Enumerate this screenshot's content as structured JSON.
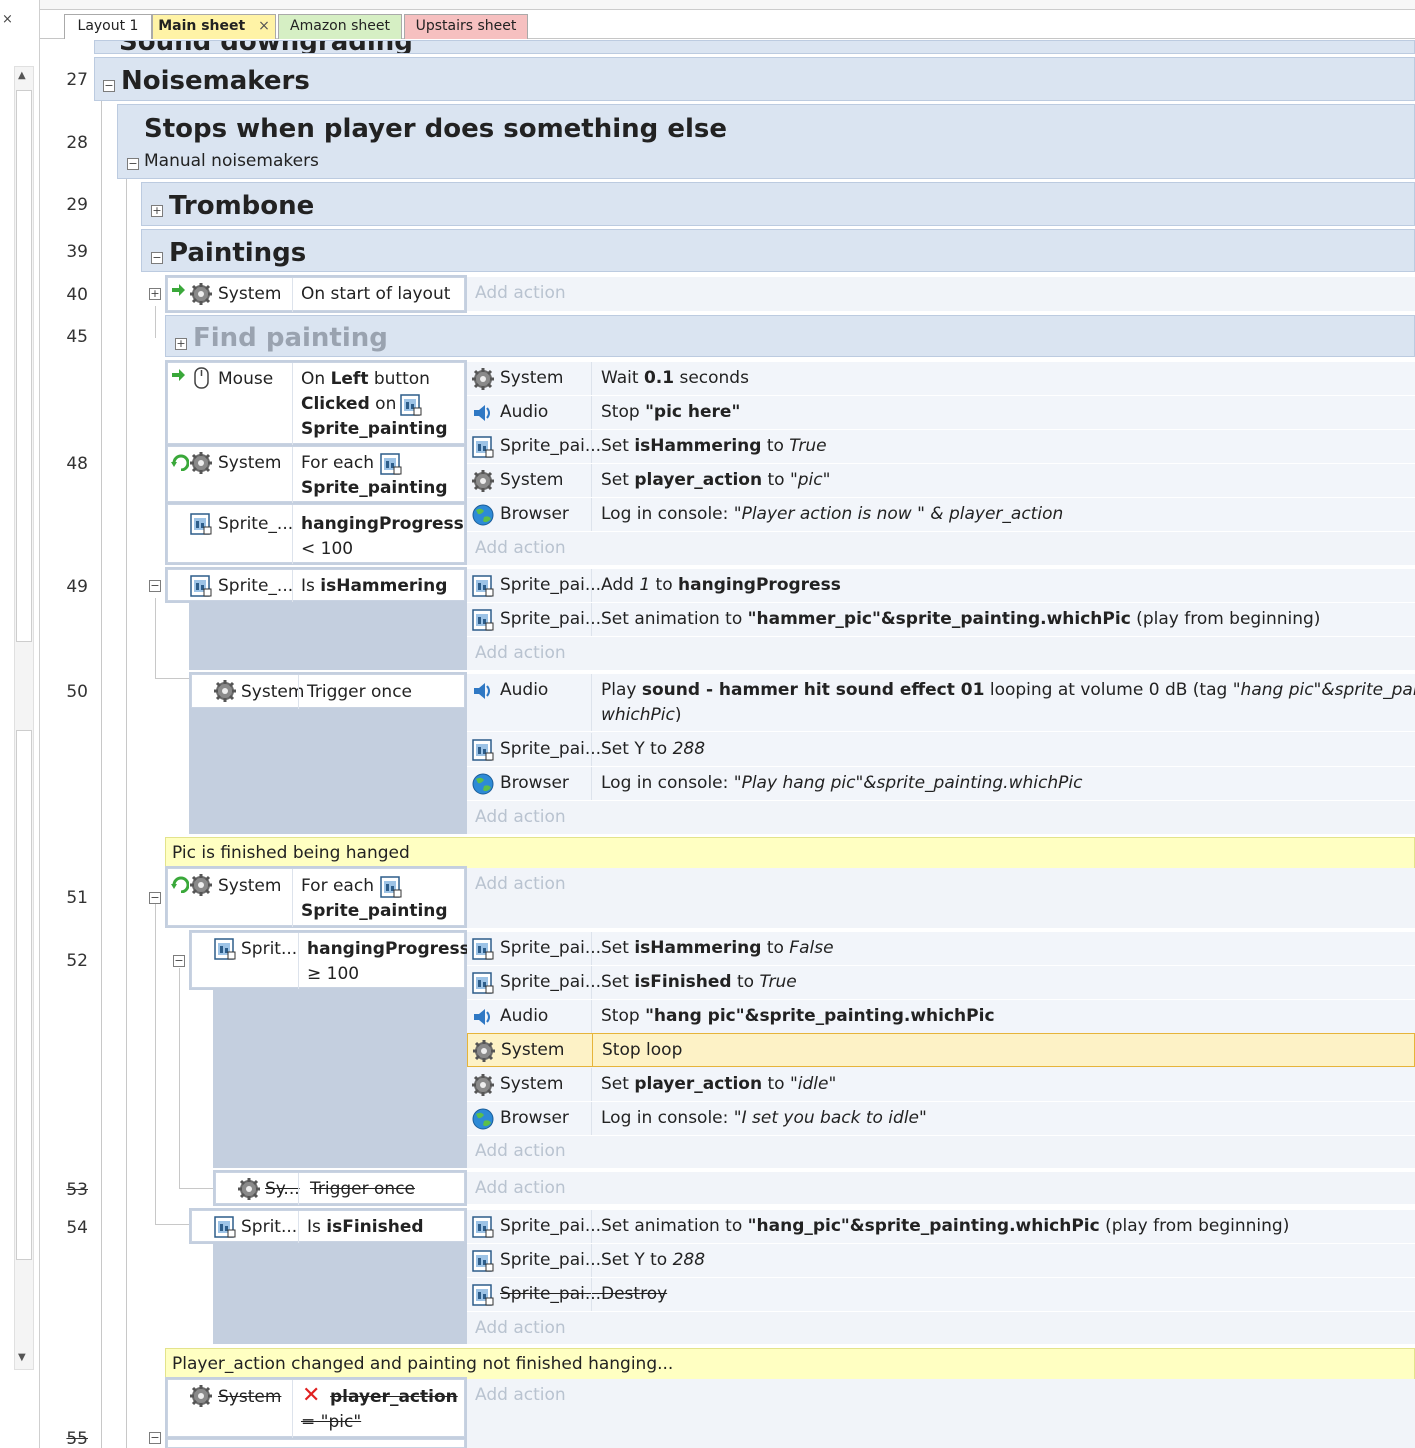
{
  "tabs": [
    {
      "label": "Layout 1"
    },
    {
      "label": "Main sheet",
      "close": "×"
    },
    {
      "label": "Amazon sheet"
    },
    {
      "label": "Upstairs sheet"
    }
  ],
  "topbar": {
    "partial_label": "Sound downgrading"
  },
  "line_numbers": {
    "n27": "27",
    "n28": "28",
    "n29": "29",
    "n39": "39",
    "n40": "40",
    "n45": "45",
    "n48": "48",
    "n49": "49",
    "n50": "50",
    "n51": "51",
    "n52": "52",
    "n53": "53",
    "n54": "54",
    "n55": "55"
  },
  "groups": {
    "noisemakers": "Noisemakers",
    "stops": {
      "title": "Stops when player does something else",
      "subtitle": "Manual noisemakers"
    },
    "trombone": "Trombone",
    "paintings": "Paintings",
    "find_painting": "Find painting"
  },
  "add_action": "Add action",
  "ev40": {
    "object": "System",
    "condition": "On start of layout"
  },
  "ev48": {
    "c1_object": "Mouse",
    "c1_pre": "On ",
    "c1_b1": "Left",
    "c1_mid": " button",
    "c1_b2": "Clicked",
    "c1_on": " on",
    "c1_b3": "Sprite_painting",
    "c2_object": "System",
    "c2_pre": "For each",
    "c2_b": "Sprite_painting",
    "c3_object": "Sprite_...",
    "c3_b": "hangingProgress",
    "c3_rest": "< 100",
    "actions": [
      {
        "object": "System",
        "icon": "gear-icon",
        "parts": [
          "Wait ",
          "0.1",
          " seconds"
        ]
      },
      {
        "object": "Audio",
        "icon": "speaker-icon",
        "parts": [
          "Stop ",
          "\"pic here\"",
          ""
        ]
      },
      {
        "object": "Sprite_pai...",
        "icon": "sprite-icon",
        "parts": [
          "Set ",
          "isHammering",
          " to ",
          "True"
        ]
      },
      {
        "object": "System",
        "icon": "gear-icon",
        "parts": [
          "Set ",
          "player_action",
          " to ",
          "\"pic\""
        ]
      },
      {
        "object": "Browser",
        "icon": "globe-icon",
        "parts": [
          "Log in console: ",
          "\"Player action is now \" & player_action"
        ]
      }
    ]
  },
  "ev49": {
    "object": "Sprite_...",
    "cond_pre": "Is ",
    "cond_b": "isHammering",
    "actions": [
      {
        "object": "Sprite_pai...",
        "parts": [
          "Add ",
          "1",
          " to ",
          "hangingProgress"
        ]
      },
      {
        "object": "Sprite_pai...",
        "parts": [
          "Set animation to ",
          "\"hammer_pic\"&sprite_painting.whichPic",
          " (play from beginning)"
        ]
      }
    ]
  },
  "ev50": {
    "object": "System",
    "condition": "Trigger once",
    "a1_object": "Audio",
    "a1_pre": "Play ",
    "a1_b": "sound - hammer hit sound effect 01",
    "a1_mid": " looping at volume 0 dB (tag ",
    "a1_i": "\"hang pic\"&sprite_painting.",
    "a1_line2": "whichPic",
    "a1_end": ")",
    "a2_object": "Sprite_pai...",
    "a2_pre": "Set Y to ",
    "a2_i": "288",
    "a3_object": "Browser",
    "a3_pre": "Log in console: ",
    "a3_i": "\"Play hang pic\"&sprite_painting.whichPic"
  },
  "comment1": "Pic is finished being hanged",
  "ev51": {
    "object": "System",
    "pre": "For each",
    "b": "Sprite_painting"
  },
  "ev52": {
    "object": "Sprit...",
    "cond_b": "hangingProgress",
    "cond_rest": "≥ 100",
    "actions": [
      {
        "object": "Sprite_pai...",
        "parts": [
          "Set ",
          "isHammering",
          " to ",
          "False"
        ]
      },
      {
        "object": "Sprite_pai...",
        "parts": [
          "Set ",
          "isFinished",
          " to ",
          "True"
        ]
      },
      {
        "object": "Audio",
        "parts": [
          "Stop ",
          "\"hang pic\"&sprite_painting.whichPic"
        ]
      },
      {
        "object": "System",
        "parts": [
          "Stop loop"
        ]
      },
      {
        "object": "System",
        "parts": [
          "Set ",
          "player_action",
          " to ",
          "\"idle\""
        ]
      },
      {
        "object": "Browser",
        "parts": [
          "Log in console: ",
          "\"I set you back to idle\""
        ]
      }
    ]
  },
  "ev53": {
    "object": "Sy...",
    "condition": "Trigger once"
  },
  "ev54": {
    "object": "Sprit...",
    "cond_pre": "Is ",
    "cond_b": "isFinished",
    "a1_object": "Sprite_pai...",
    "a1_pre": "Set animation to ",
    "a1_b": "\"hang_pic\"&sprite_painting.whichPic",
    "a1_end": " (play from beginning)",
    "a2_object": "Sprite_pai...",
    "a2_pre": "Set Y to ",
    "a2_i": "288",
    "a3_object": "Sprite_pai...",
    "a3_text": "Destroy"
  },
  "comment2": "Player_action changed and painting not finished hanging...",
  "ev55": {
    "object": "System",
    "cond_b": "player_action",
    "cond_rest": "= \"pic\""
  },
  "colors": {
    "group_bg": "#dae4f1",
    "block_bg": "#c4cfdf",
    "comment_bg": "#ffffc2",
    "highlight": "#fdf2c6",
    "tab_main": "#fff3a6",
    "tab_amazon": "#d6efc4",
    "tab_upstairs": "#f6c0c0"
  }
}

---

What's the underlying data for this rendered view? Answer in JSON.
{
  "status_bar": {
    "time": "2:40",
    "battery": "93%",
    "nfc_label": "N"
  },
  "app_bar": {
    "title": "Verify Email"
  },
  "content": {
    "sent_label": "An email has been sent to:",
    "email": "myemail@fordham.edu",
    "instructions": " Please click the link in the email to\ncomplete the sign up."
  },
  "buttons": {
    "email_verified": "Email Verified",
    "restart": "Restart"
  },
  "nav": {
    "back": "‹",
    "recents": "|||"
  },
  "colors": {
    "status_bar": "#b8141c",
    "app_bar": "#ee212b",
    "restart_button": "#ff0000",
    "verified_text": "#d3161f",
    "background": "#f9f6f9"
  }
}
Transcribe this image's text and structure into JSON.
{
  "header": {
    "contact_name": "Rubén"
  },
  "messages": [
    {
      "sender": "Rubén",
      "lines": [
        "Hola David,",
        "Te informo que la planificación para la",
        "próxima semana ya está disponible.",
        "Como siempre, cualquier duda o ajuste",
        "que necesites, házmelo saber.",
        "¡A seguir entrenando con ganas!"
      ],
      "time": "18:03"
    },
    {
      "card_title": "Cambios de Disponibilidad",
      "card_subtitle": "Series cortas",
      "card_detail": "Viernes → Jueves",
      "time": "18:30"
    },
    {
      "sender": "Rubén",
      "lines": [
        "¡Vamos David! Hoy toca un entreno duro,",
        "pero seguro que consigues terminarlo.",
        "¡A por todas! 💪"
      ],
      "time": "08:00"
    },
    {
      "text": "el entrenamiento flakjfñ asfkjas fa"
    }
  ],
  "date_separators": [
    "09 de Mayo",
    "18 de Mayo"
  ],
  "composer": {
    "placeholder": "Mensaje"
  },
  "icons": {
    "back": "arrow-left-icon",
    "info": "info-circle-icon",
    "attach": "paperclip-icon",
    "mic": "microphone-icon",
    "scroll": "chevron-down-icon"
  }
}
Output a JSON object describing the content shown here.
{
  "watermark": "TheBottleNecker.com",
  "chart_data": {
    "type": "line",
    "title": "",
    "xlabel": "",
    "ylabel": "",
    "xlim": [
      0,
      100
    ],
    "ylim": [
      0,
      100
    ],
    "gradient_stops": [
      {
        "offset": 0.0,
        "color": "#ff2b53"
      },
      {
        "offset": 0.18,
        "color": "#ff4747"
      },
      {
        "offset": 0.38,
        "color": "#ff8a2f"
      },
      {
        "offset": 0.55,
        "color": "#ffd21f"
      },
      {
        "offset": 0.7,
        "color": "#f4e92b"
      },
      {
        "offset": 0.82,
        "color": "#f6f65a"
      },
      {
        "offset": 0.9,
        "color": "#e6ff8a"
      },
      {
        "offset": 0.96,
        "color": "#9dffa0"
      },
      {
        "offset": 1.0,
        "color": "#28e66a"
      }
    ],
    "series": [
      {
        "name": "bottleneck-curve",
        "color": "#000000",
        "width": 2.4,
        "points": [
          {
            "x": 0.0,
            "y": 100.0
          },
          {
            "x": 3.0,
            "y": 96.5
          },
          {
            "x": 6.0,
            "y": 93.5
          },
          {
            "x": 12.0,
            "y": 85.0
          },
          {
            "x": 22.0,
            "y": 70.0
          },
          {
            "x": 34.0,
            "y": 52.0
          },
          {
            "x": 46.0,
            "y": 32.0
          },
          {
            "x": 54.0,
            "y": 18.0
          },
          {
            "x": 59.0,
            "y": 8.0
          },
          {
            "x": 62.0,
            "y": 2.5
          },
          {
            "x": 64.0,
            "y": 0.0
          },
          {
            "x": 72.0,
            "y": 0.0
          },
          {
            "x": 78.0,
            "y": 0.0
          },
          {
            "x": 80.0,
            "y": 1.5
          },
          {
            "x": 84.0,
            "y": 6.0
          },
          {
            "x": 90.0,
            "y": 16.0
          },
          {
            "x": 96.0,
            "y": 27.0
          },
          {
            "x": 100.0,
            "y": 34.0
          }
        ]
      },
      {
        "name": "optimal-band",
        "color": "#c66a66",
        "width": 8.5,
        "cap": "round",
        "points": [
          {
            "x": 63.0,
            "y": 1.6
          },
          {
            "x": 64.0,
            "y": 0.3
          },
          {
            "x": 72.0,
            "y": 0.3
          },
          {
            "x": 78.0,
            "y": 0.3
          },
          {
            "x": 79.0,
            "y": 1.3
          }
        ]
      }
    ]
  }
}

* * *

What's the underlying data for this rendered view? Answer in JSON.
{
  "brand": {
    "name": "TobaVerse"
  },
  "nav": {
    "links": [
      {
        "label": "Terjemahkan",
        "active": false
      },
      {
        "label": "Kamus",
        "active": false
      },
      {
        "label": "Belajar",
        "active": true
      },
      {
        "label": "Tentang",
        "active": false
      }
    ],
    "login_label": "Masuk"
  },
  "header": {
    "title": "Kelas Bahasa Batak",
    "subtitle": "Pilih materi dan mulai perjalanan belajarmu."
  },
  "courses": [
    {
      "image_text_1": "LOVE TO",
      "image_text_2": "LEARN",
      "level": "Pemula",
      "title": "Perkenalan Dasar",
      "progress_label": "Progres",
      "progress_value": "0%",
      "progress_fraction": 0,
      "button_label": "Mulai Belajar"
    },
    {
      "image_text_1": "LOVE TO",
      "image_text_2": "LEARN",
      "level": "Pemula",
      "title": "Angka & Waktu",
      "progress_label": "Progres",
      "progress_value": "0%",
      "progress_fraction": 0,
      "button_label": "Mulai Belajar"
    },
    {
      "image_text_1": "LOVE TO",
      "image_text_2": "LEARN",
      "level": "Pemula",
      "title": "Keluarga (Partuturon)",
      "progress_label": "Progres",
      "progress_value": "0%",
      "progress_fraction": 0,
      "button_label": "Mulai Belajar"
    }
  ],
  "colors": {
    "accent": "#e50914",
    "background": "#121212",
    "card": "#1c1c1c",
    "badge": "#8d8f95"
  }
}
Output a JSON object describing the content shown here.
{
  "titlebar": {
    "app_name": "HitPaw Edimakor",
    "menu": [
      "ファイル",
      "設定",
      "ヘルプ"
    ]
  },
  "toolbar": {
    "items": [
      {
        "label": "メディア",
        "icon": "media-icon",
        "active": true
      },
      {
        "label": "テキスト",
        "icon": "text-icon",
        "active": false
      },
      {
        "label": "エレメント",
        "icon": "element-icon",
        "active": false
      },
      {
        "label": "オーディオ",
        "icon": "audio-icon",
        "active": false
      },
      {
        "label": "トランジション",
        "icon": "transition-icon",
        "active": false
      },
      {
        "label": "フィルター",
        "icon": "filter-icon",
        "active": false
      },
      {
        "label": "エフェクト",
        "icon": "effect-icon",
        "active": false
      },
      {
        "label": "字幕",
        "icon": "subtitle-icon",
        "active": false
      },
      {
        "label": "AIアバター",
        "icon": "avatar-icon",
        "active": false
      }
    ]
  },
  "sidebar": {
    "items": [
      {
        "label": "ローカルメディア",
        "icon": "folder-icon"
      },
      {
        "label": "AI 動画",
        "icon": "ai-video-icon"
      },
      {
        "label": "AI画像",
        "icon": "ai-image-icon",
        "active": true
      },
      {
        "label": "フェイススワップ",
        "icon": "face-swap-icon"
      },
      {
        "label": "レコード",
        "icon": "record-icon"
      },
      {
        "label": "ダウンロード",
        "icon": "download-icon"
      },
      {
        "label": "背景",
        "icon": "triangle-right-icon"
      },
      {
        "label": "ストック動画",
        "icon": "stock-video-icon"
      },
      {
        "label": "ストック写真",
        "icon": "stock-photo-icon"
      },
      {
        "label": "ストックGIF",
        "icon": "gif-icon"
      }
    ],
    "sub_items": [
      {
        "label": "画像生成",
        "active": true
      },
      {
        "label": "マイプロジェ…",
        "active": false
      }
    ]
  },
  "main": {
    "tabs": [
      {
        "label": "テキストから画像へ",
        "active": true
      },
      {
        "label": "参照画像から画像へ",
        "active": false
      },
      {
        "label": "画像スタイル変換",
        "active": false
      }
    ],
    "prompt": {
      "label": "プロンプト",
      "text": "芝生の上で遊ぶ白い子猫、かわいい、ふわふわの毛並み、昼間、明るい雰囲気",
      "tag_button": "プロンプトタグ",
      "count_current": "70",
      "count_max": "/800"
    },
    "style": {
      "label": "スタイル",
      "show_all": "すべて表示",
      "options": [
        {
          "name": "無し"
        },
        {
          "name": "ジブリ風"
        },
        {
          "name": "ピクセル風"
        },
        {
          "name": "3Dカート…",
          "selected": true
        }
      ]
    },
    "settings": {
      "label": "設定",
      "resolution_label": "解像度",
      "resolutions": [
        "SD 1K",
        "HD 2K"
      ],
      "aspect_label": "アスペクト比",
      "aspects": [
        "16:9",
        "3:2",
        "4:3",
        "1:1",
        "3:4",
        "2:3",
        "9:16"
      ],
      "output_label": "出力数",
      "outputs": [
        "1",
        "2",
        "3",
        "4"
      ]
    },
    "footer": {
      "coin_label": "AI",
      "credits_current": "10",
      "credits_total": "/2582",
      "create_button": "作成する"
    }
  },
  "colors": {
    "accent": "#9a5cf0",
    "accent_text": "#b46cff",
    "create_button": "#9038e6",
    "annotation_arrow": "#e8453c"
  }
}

- Exercise objective:
Copy out each line of the records that holds the string "sheet".

- Task response:
      "label": "Main sheet",
      "label": "Amazon sheet"
      "label": "Upstairs sheet"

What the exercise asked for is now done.